EXERCISE DATA>
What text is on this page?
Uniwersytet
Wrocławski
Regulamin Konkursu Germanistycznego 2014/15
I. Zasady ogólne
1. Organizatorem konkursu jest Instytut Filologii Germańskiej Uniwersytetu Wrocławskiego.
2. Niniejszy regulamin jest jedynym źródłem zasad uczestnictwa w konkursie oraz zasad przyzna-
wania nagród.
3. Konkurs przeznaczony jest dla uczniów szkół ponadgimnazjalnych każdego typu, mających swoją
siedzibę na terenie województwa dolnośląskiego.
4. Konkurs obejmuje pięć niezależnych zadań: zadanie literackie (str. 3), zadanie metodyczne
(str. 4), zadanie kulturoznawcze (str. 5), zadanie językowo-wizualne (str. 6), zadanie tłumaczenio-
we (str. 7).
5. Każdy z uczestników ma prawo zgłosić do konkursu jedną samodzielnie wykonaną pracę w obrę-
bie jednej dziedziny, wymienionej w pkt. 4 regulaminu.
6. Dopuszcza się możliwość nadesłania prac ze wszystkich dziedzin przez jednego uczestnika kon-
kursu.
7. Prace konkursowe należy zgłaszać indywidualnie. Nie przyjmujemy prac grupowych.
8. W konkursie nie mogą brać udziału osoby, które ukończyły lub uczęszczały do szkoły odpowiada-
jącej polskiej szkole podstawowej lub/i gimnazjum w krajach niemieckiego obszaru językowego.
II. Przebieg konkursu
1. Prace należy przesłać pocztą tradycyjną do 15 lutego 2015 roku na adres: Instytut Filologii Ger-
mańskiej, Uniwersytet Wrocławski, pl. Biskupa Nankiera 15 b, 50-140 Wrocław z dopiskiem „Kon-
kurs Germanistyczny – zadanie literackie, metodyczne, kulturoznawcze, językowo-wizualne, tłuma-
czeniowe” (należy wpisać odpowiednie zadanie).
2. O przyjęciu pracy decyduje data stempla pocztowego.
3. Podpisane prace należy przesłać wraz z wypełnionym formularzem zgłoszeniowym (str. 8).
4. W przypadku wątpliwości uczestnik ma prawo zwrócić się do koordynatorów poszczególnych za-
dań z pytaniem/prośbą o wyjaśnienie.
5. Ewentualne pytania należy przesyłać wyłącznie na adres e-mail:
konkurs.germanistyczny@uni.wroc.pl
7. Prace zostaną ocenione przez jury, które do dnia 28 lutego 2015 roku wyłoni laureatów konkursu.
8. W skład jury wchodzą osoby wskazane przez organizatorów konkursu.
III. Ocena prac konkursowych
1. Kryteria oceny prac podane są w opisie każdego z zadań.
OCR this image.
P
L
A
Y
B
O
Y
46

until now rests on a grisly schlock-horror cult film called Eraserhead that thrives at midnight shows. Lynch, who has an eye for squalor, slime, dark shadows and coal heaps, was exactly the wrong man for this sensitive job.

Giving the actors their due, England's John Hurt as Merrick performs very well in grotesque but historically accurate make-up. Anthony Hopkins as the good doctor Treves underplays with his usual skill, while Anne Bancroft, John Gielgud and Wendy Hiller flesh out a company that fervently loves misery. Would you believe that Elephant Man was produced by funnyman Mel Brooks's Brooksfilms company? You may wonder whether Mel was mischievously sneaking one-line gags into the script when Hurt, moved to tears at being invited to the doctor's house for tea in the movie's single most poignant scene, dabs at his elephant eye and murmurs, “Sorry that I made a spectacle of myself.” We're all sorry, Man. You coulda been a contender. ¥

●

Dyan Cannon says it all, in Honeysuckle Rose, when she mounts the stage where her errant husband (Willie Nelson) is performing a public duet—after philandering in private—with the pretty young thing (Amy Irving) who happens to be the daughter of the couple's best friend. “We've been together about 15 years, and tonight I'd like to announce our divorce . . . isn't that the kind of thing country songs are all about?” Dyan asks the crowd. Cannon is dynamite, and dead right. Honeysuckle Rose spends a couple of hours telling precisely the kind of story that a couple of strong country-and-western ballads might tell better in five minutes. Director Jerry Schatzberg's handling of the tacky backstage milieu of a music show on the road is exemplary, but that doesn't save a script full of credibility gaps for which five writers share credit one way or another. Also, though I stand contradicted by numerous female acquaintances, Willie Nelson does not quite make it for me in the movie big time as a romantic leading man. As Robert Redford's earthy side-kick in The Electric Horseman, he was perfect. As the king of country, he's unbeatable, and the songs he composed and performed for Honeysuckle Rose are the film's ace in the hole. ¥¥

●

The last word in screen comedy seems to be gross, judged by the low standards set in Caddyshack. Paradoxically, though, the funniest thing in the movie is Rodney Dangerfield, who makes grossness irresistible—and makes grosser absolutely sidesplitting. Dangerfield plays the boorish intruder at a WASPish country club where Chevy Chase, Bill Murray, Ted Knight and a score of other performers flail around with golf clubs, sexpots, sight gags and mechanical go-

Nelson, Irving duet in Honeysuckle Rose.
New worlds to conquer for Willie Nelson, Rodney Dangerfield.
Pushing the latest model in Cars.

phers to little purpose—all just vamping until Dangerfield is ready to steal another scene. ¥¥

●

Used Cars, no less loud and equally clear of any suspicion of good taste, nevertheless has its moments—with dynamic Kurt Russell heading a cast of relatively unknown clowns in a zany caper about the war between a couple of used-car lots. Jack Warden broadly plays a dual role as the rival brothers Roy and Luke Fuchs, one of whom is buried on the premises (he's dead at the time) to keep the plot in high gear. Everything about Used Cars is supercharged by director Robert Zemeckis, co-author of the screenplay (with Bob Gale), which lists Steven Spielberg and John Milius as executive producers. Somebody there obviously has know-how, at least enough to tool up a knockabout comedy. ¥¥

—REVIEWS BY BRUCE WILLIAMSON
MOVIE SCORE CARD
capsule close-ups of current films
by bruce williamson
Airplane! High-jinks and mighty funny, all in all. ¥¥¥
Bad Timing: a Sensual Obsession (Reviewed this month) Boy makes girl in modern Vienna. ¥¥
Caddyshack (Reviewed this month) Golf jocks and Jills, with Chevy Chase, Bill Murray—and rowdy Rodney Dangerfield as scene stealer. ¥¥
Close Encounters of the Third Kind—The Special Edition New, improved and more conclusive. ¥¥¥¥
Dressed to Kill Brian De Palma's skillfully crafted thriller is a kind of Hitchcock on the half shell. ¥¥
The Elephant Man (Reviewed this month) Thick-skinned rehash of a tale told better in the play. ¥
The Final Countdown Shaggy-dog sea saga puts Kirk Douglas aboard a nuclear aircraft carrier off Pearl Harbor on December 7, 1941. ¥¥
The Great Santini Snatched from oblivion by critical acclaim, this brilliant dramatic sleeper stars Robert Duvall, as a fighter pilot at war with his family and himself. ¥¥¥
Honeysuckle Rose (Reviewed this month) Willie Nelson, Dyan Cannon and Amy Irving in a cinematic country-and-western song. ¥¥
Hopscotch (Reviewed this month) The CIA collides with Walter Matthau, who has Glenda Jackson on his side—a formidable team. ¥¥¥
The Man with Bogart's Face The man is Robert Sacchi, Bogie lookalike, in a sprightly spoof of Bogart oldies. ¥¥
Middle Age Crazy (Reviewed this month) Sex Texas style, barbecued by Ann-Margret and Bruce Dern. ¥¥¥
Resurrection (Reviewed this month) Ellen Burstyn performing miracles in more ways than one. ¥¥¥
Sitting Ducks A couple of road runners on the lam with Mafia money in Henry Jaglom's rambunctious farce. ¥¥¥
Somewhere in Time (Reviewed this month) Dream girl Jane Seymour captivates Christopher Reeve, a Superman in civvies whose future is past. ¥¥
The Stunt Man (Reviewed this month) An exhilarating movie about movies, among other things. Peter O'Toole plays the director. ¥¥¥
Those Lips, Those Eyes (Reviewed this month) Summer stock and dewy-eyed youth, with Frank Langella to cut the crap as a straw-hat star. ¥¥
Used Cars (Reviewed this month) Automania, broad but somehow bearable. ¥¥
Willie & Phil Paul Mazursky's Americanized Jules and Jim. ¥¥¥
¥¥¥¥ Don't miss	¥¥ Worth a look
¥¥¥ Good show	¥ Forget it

* * *

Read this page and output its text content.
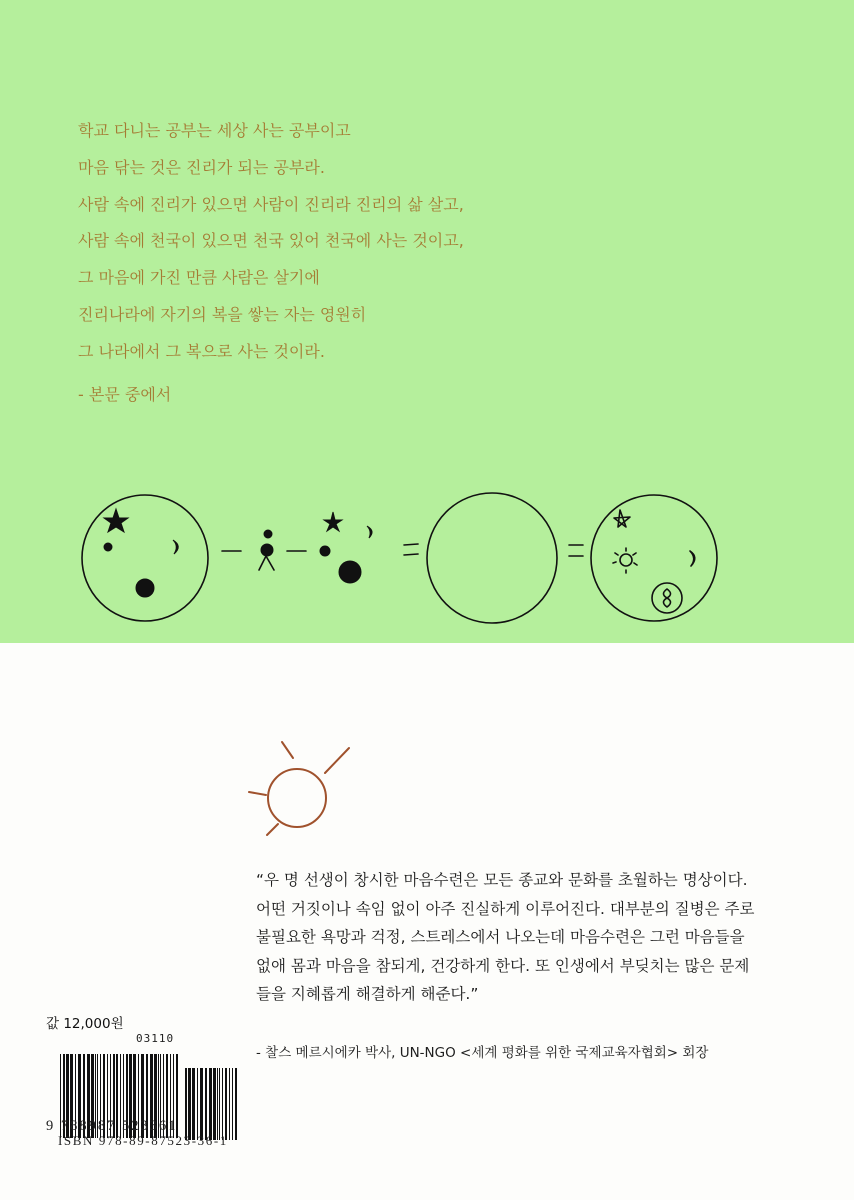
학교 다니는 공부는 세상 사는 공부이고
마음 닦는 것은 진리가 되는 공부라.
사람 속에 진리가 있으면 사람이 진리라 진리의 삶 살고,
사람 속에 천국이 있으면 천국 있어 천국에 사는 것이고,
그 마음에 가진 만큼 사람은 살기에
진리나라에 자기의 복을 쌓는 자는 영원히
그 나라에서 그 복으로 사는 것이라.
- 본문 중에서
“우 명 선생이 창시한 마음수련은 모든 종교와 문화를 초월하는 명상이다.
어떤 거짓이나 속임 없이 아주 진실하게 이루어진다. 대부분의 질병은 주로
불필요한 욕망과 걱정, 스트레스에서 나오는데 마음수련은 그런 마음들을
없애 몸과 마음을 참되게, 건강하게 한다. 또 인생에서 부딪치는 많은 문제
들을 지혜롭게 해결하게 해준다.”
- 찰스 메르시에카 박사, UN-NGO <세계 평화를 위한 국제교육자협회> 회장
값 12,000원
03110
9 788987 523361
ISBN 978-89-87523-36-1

DO THIS> Look through the entries above for the word "Reviewed". Copy every line where it shows up.

ANSWER TO THIS EXERCISE>
Bad Timing: a Sensual Obsession (Reviewed this month) Boy makes girl in modern Vienna. ¥¥
Caddyshack (Reviewed this month) Golf jocks and Jills, with Chevy Chase, Bill Murray—and rowdy Rodney Dangerfield as scene stealer. ¥¥
The Elephant Man (Reviewed this month) Thick-skinned rehash of a tale told better in the play. ¥
Honeysuckle Rose (Reviewed this month) Willie Nelson, Dyan Cannon and Amy Irving in a cinematic country-and-western song. ¥¥
Hopscotch (Reviewed this month) The CIA collides with Walter Matthau, who has Glenda Jackson on his side—a formidable team. ¥¥¥
Middle Age Crazy (Reviewed this month) Sex Texas style, barbecued by Ann-Margret and Bruce Dern. ¥¥¥
Resurrection (Reviewed this month) Ellen Burstyn performing miracles in more ways than one. ¥¥¥
Somewhere in Time (Reviewed this month) Dream girl Jane Seymour captivates Christopher Reeve, a Superman in civvies whose future is past. ¥¥
The Stunt Man (Reviewed this month) An exhilarating movie about movies, among other things. Peter O'Toole plays the director. ¥¥¥
Those Lips, Those Eyes (Reviewed this month) Summer stock and dewy-eyed youth, with Frank Langella to cut the crap as a straw-hat star. ¥¥
Used Cars (Reviewed this month) Automania, broad but somehow bearable. ¥¥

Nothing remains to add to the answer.